● Figure data in JSON
::::::
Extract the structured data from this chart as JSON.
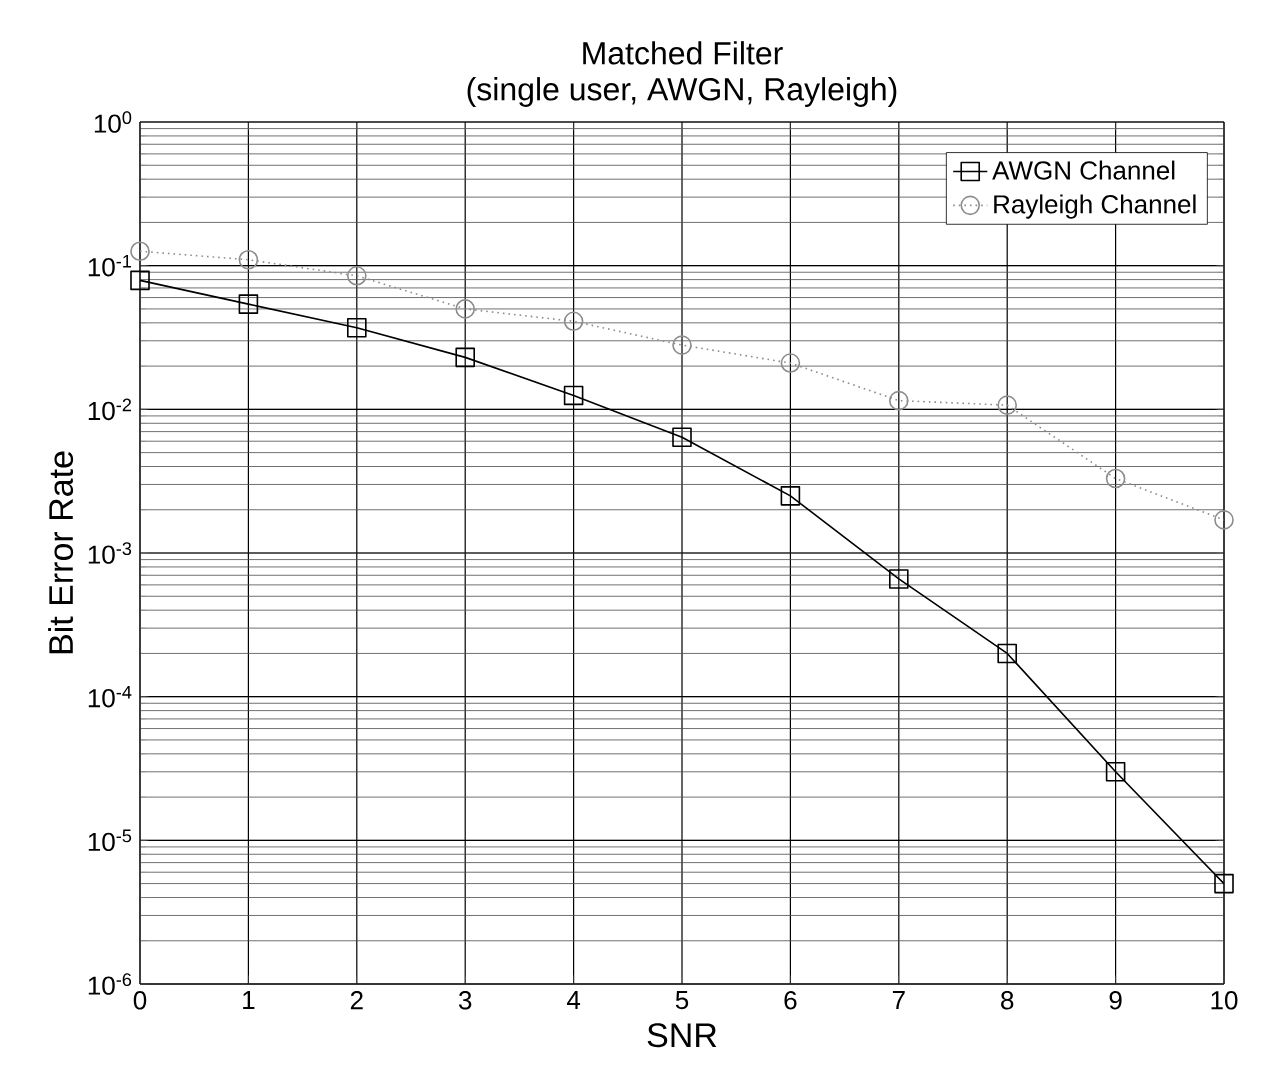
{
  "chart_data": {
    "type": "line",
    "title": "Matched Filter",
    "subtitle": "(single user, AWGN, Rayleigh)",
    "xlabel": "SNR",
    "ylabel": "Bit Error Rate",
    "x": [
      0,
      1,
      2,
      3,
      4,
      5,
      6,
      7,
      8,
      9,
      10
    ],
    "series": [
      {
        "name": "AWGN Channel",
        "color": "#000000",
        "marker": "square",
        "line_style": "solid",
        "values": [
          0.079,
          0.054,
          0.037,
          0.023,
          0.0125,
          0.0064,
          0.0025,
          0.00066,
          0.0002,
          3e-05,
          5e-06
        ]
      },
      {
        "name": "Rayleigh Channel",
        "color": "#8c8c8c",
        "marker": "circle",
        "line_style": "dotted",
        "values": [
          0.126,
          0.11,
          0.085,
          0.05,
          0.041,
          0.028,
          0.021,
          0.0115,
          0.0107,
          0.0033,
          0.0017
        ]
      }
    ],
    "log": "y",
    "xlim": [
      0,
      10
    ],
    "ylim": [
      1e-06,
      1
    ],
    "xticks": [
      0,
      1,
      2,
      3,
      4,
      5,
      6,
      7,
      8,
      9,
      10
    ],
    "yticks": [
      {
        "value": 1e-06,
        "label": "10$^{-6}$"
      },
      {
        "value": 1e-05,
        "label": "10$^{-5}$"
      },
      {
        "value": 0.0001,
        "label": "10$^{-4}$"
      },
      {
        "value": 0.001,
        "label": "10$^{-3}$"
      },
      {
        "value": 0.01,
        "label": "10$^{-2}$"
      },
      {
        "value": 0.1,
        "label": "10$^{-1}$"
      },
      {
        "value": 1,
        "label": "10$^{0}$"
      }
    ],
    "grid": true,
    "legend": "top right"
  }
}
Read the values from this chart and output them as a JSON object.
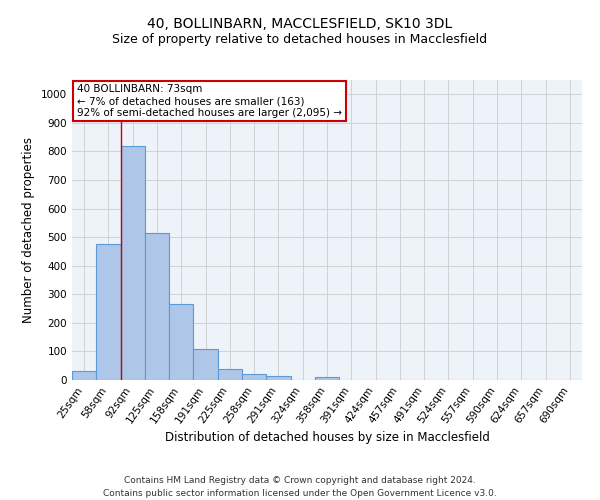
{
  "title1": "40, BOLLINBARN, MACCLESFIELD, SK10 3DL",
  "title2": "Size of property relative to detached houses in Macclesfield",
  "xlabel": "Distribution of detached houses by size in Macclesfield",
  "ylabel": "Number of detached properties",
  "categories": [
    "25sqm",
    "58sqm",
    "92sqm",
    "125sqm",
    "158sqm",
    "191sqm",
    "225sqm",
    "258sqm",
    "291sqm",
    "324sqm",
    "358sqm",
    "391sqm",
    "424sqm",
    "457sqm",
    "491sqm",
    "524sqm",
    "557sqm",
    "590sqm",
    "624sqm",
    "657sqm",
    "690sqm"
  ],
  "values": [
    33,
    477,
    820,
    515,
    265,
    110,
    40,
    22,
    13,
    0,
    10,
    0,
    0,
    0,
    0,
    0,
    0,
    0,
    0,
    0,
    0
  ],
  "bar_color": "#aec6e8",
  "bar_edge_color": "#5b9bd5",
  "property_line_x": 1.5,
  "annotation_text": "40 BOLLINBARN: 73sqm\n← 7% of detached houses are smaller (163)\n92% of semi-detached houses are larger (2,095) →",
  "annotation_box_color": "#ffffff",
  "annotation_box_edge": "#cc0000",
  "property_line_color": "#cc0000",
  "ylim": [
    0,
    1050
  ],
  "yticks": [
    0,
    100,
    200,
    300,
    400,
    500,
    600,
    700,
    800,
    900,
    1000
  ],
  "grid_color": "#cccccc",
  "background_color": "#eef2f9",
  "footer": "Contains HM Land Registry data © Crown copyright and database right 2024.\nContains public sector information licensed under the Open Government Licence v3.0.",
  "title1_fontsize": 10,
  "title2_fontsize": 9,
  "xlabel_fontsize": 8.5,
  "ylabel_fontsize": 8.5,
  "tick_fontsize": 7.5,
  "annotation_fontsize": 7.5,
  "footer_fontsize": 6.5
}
::::::
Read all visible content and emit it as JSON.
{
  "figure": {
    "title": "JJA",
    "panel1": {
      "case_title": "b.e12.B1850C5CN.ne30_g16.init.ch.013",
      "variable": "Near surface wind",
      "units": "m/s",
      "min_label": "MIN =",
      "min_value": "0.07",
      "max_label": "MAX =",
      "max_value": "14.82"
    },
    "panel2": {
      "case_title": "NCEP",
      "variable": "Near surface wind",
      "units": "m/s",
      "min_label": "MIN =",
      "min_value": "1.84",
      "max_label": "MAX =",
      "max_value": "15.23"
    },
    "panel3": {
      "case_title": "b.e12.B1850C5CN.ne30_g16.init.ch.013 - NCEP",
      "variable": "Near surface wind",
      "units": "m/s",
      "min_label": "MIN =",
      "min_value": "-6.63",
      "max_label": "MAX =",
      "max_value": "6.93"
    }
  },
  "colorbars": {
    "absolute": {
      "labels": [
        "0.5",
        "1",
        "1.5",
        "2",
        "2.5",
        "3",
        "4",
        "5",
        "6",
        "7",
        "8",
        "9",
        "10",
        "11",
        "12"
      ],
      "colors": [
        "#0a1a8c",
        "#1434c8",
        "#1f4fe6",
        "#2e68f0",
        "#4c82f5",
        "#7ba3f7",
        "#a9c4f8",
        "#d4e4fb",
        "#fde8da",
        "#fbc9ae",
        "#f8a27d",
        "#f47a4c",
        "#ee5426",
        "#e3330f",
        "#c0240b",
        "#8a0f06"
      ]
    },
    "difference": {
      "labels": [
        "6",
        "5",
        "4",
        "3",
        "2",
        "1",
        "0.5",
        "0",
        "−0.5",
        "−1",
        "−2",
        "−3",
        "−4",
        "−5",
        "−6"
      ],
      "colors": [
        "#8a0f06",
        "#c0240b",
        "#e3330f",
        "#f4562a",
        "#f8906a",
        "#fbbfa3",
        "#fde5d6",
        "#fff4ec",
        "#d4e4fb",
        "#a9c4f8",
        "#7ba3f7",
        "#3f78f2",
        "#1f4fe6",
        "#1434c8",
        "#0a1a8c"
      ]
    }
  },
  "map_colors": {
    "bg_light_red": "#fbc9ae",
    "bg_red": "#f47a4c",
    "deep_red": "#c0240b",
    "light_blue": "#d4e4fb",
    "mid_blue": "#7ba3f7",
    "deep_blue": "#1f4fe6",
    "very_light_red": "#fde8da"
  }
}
::::::
● TASK DETAILS
Copy out each line of the data containing the string "Rayleigh".

● ANSWER TO THIS PROBLEM
    "subtitle": "(single user, AWGN, Rayleigh)",
        "name": "Rayleigh Channel",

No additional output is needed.